Required task » Extract, from the listing that follows, each line containing the word "true".

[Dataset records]
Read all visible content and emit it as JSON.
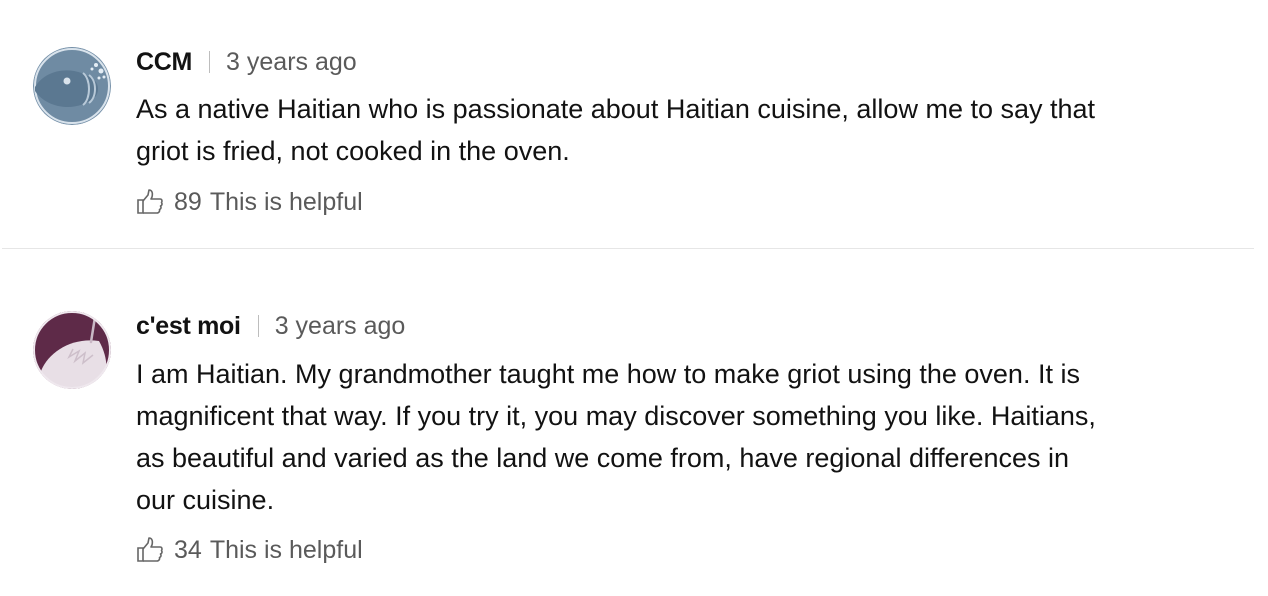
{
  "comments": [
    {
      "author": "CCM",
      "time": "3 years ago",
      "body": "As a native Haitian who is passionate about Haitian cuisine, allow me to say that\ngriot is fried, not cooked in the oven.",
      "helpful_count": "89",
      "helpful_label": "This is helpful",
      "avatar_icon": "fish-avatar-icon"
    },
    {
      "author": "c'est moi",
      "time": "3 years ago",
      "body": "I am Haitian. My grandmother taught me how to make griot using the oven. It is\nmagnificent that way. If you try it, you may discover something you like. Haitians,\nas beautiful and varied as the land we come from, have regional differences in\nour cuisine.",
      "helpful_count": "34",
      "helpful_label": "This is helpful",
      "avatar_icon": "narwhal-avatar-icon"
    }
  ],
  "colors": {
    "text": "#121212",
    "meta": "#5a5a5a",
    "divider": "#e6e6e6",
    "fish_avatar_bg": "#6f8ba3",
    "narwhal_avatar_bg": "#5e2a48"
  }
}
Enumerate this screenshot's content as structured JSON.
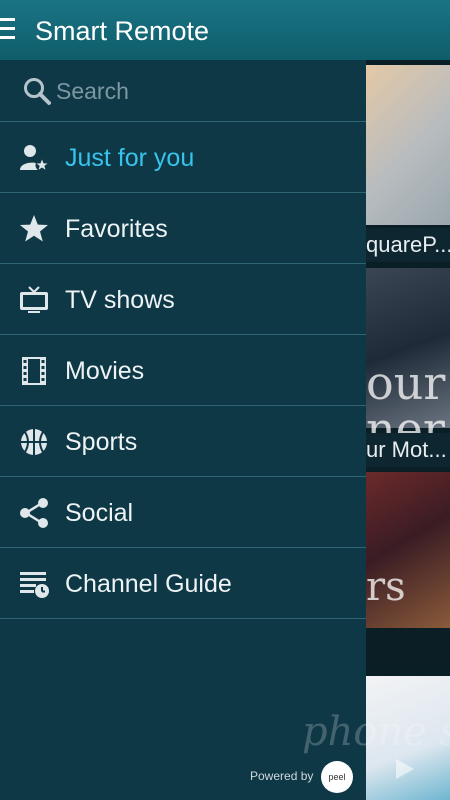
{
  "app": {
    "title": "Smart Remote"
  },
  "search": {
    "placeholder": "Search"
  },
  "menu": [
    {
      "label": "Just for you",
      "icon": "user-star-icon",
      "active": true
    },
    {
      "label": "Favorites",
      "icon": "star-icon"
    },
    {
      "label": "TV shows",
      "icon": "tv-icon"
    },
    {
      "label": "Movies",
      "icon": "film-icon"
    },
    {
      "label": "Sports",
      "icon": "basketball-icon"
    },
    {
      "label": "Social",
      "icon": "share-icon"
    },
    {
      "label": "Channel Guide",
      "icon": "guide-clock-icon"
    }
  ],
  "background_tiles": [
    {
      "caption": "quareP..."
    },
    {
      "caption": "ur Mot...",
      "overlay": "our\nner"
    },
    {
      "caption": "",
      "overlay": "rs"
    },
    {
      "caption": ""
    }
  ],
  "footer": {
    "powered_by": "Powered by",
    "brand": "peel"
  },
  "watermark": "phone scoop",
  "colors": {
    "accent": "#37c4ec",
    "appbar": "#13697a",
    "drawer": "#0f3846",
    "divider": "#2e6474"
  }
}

...

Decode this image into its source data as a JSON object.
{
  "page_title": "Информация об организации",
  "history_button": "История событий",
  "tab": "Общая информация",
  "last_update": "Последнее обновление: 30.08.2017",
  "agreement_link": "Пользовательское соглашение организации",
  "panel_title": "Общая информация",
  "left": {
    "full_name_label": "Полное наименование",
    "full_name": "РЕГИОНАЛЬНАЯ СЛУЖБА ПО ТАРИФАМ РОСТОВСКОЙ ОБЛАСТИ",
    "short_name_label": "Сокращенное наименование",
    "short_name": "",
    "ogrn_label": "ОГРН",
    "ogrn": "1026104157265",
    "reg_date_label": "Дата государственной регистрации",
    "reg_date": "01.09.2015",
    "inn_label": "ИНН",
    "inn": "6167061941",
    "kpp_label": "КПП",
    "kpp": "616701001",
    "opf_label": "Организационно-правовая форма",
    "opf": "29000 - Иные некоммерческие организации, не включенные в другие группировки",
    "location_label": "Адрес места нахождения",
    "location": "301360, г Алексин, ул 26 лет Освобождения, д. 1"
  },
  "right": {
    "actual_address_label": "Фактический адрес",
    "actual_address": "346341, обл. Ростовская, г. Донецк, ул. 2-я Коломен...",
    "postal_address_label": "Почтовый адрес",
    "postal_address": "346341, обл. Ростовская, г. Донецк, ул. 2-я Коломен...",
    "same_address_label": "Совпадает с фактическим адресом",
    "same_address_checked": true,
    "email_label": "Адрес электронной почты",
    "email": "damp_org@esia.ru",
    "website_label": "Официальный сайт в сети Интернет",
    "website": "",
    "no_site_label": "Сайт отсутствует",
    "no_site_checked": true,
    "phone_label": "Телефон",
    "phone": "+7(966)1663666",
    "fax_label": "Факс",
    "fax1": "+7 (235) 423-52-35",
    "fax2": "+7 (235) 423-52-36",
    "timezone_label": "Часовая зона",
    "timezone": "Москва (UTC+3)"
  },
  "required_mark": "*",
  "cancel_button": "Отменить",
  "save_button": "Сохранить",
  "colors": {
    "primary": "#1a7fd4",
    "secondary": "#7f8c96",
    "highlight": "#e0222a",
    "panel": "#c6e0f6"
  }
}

Written answer »
      "active": true
    "same_address_checked": true,
    "no_site_checked": true,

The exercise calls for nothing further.